* _Short problem_
Reproduce the listing exactly and skip over any pictures.

════════

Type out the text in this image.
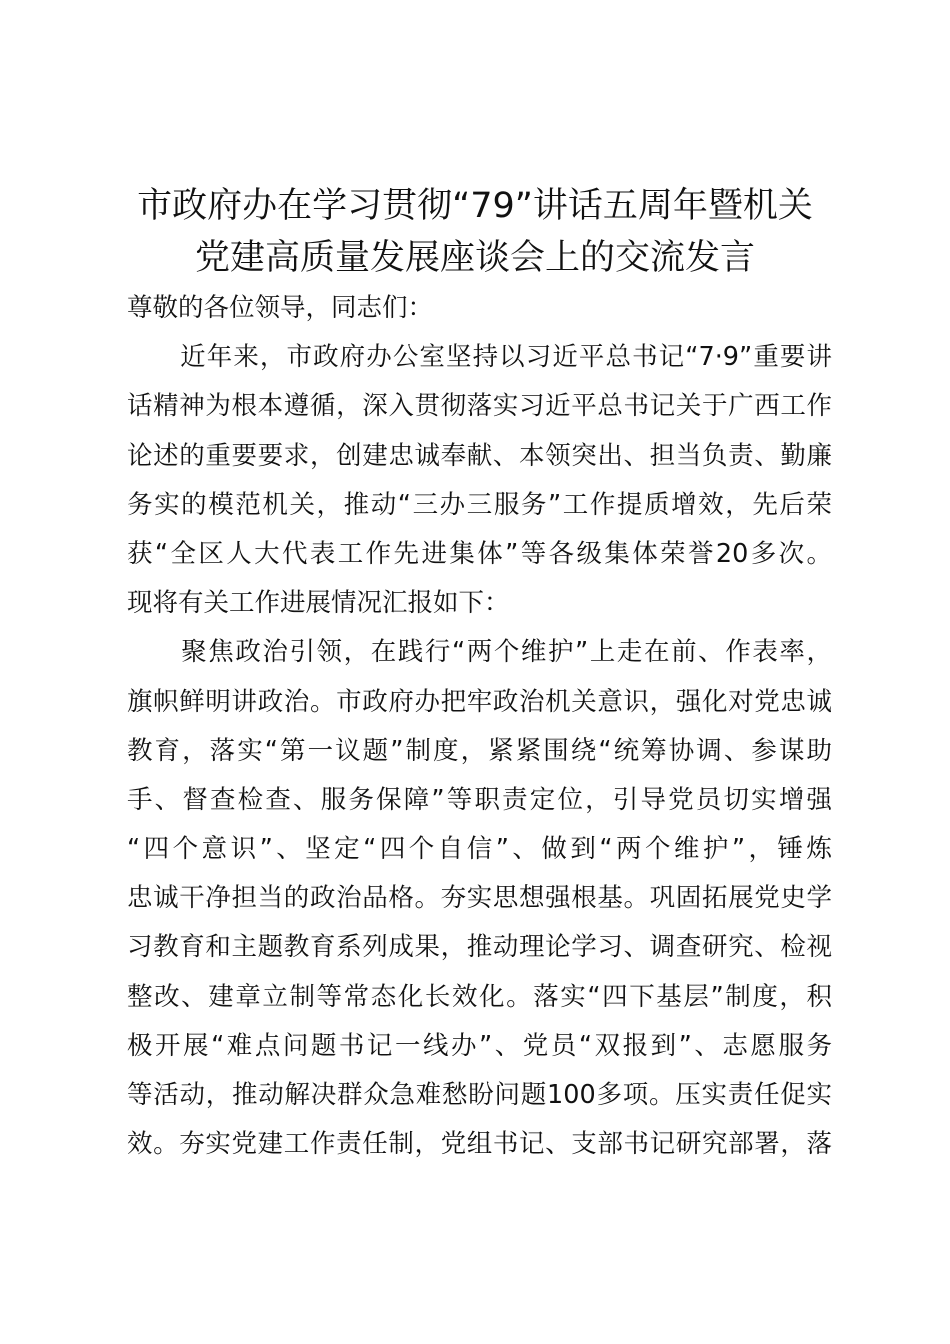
市政府办在学习贯彻“79”讲话五周年暨机关
党建高质量发展座谈会上的交流发言
尊敬的各位领导，同志们：
　　近年来，市政府办公室坚持以习近平总书记“7·9”重要讲
话精神为根本遵循，深入贯彻落实习近平总书记关于广西工作
论述的重要要求，创建忠诚奉献、本领突出、担当负责、勤廉
务实的模范机关，推动“三办三服务”工作提质增效，先后荣
获“全区人大代表工作先进集体”等各级集体荣誉20多次。
现将有关工作进展情况汇报如下：
　　聚焦政治引领，在践行“两个维护”上走在前、作表率，
旗帜鲜明讲政治。市政府办把牢政治机关意识，强化对党忠诚
教育，落实“第一议题”制度，紧紧围绕“统筹协调、参谋助
手、督查检查、服务保障”等职责定位，引导党员切实增强
“四个意识”、坚定“四个自信”、做到“两个维护”，锤炼
忠诚干净担当的政治品格。夯实思想强根基。巩固拓展党史学
习教育和主题教育系列成果，推动理论学习、调查研究、检视
整改、建章立制等常态化长效化。落实“四下基层”制度，积
极开展“难点问题书记一线办”、党员“双报到”、志愿服务
等活动，推动解决群众急难愁盼问题100多项。压实责任促实
效。夯实党建工作责任制，党组书记、支部书记研究部署，落
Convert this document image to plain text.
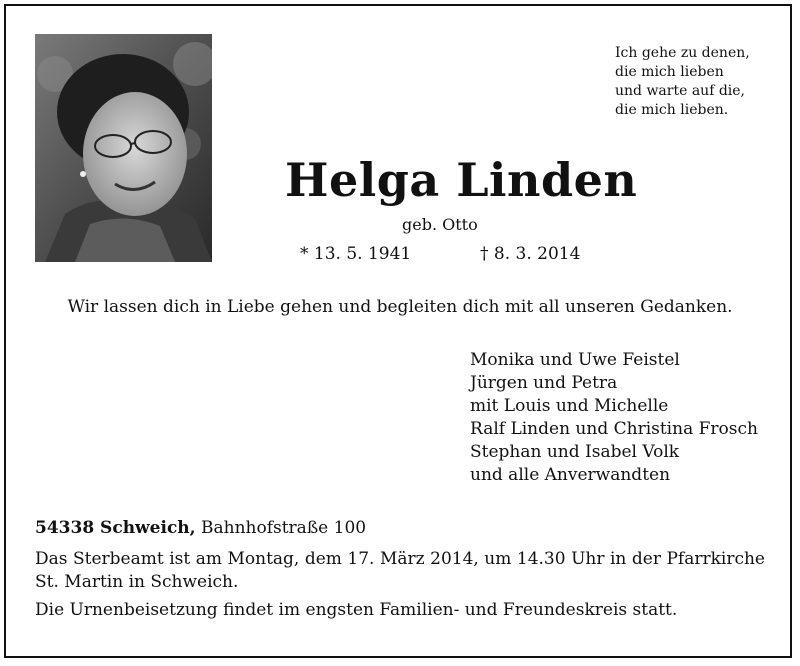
Ich gehe zu denen,
die mich lieben
und warte auf die,
die mich lieben.
Helga Linden
geb. Otto
* 13. 5. 1941	† 8. 3. 2014
Wir lassen dich in Liebe gehen und begleiten dich mit all unseren Gedanken.
Monika und Uwe Feistel
Jürgen und Petra
mit Louis und Michelle
Ralf Linden und Christina Frosch
Stephan und Isabel Volk
und alle Anverwandten
54338 Schweich, Bahnhofstraße 100
Das Sterbeamt ist am Montag, dem 17. März 2014, um 14.30 Uhr in der Pfarrkirche St. Martin in Schweich.
Die Urnenbeisetzung findet im engsten Familien- und Freundeskreis statt.
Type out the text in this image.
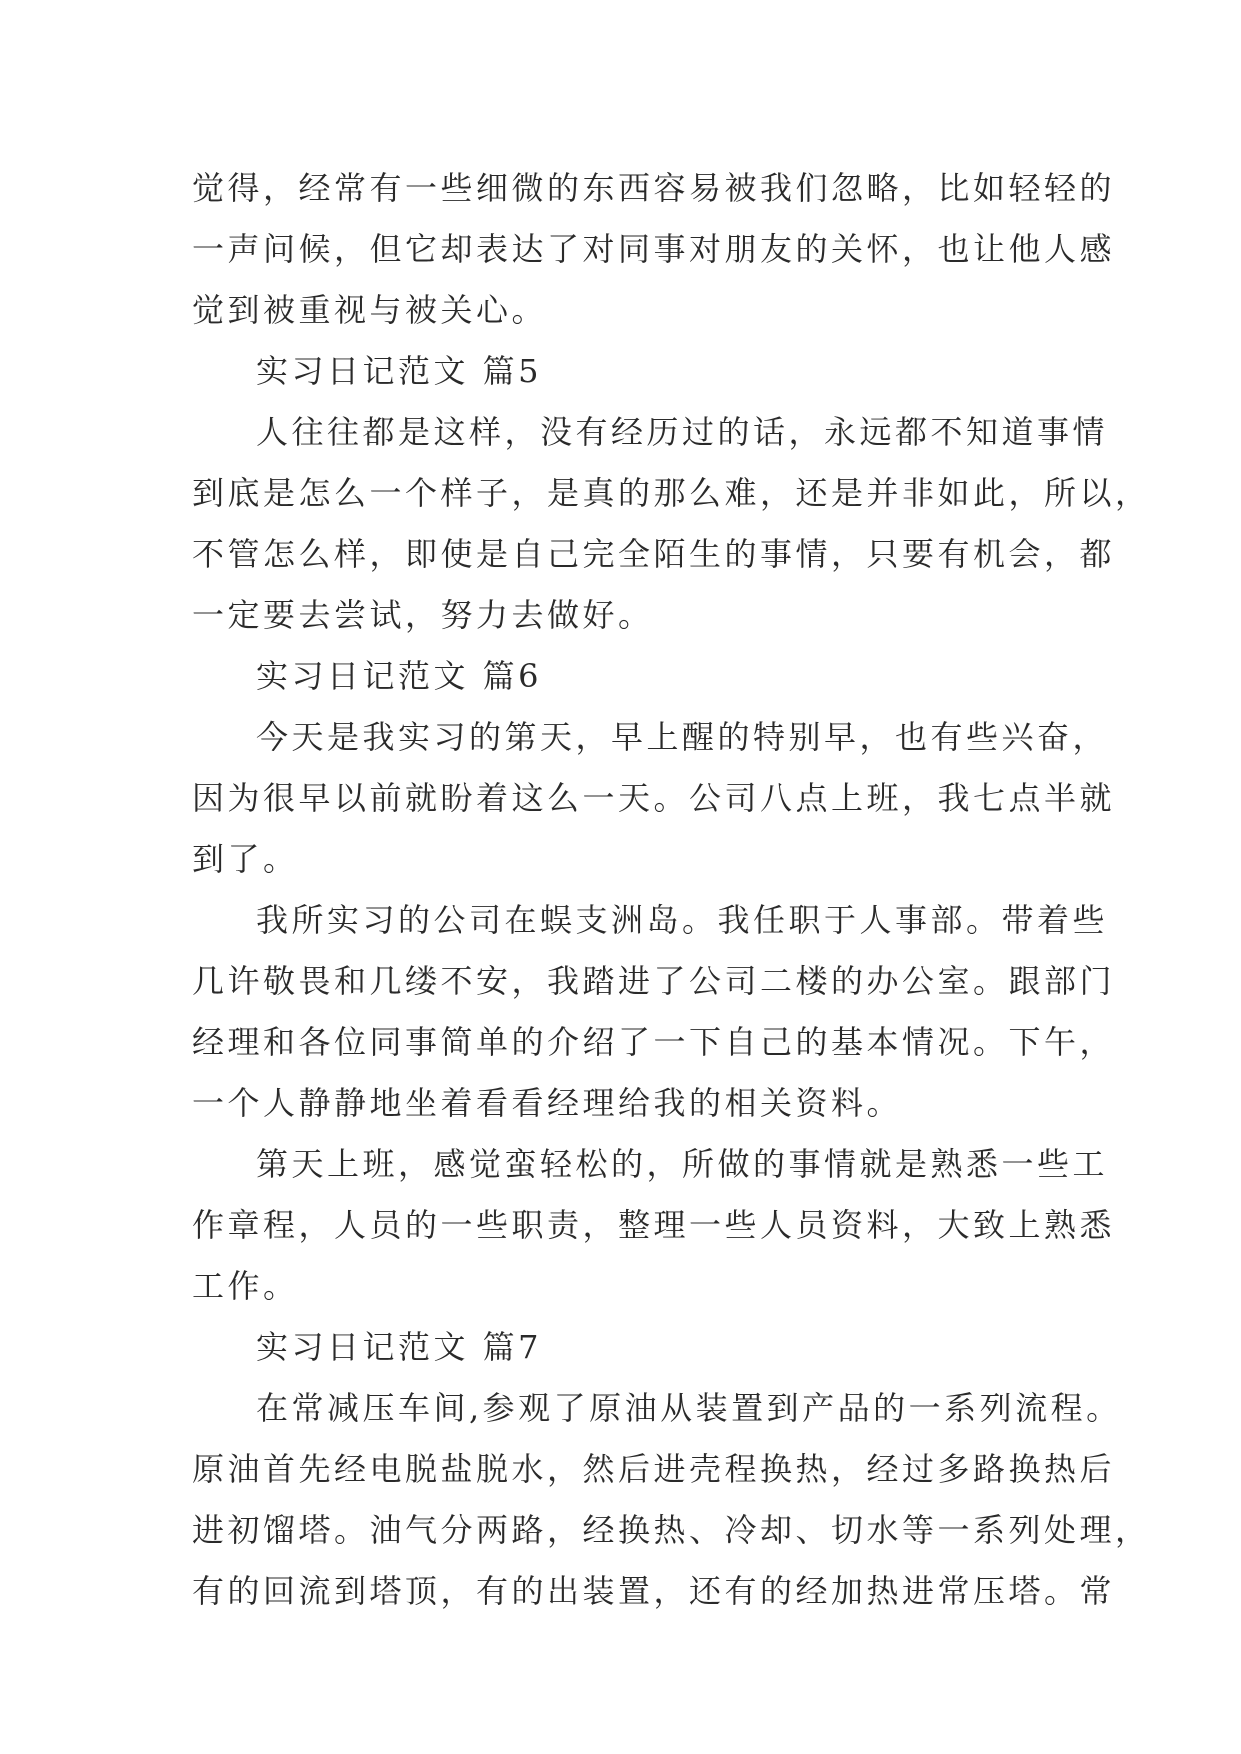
觉得，经常有一些细微的东西容易被我们忽略，比如轻轻的
一声问候，但它却表达了对同事对朋友的关怀，也让他人感
觉到被重视与被关心。
实习日记范文 篇5
人往往都是这样，没有经历过的话，永远都不知道事情
到底是怎么一个样子，是真的那么难，还是并非如此，所以，
不管怎么样，即使是自己完全陌生的事情，只要有机会，都
一定要去尝试，努力去做好。
实习日记范文 篇6
今天是我实习的第天，早上醒的特别早，也有些兴奋，
因为很早以前就盼着这么一天。公司八点上班，我七点半就
到了。
我所实习的公司在蜈支洲岛。我任职于人事部。带着些
几许敬畏和几缕不安，我踏进了公司二楼的办公室。跟部门
经理和各位同事简单的介绍了一下自己的基本情况。下午，
一个人静静地坐着看看经理给我的相关资料。
第天上班，感觉蛮轻松的，所做的事情就是熟悉一些工
作章程，人员的一些职责，整理一些人员资料，大致上熟悉
工作。
实习日记范文 篇7
在常减压车间,参观了原油从装置到产品的一系列流程。
原油首先经电脱盐脱水，然后进壳程换热，经过多路换热后
进初馏塔。油气分两路，经换热、冷却、切水等一系列处理，
有的回流到塔顶，有的出装置，还有的经加热进常压塔。常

════════

* _The result_
Type out the text in this image.
市政府办在学习贯彻“79”讲话五周年暨机关
党建高质量发展座谈会上的交流发言
尊敬的各位领导，同志们：
　　近年来，市政府办公室坚持以习近平总书记“7·9”重要讲
话精神为根本遵循，深入贯彻落实习近平总书记关于广西工作
论述的重要要求，创建忠诚奉献、本领突出、担当负责、勤廉
务实的模范机关，推动“三办三服务”工作提质增效，先后荣
获“全区人大代表工作先进集体”等各级集体荣誉20多次。
现将有关工作进展情况汇报如下：
　　聚焦政治引领，在践行“两个维护”上走在前、作表率，
旗帜鲜明讲政治。市政府办把牢政治机关意识，强化对党忠诚
教育，落实“第一议题”制度，紧紧围绕“统筹协调、参谋助
手、督查检查、服务保障”等职责定位，引导党员切实增强
“四个意识”、坚定“四个自信”、做到“两个维护”，锤炼
忠诚干净担当的政治品格。夯实思想强根基。巩固拓展党史学
习教育和主题教育系列成果，推动理论学习、调查研究、检视
整改、建章立制等常态化长效化。落实“四下基层”制度，积
极开展“难点问题书记一线办”、党员“双报到”、志愿服务
等活动，推动解决群众急难愁盼问题100多项。压实责任促实
效。夯实党建工作责任制，党组书记、支部书记研究部署，落
Convert this document image to plain text.
Ich gehe zu denen,
die mich lieben
und warte auf die,
die mich lieben.
Helga Linden
geb. Otto
* 13. 5. 1941	† 8. 3. 2014
Wir lassen dich in Liebe gehen und begleiten dich mit all unseren Gedanken.
Monika und Uwe Feistel
Jürgen und Petra
mit Louis und Michelle
Ralf Linden und Christina Frosch
Stephan und Isabel Volk
und alle Anverwandten
54338 Schweich, Bahnhofstraße 100
Das Sterbeamt ist am Montag, dem 17. März 2014, um 14.30 Uhr in der Pfarrkirche St. Martin in Schweich.
Die Urnenbeisetzung findet im engsten Familien- und Freundeskreis statt.
Type out the text in this image.
觉得，经常有一些细微的东西容易被我们忽略，比如轻轻的
一声问候，但它却表达了对同事对朋友的关怀，也让他人感
觉到被重视与被关心。
实习日记范文 篇5
人往往都是这样，没有经历过的话，永远都不知道事情
到底是怎么一个样子，是真的那么难，还是并非如此，所以，
不管怎么样，即使是自己完全陌生的事情，只要有机会，都
一定要去尝试，努力去做好。
实习日记范文 篇6
今天是我实习的第天，早上醒的特别早，也有些兴奋，
因为很早以前就盼着这么一天。公司八点上班，我七点半就
到了。
我所实习的公司在蜈支洲岛。我任职于人事部。带着些
几许敬畏和几缕不安，我踏进了公司二楼的办公室。跟部门
经理和各位同事简单的介绍了一下自己的基本情况。下午，
一个人静静地坐着看看经理给我的相关资料。
第天上班，感觉蛮轻松的，所做的事情就是熟悉一些工
作章程，人员的一些职责，整理一些人员资料，大致上熟悉
工作。
实习日记范文 篇7
在常减压车间,参观了原油从装置到产品的一系列流程。
原油首先经电脱盐脱水，然后进壳程换热，经过多路换热后
进初馏塔。油气分两路，经换热、冷却、切水等一系列处理，
有的回流到塔顶，有的出装置，还有的经加热进常压塔。常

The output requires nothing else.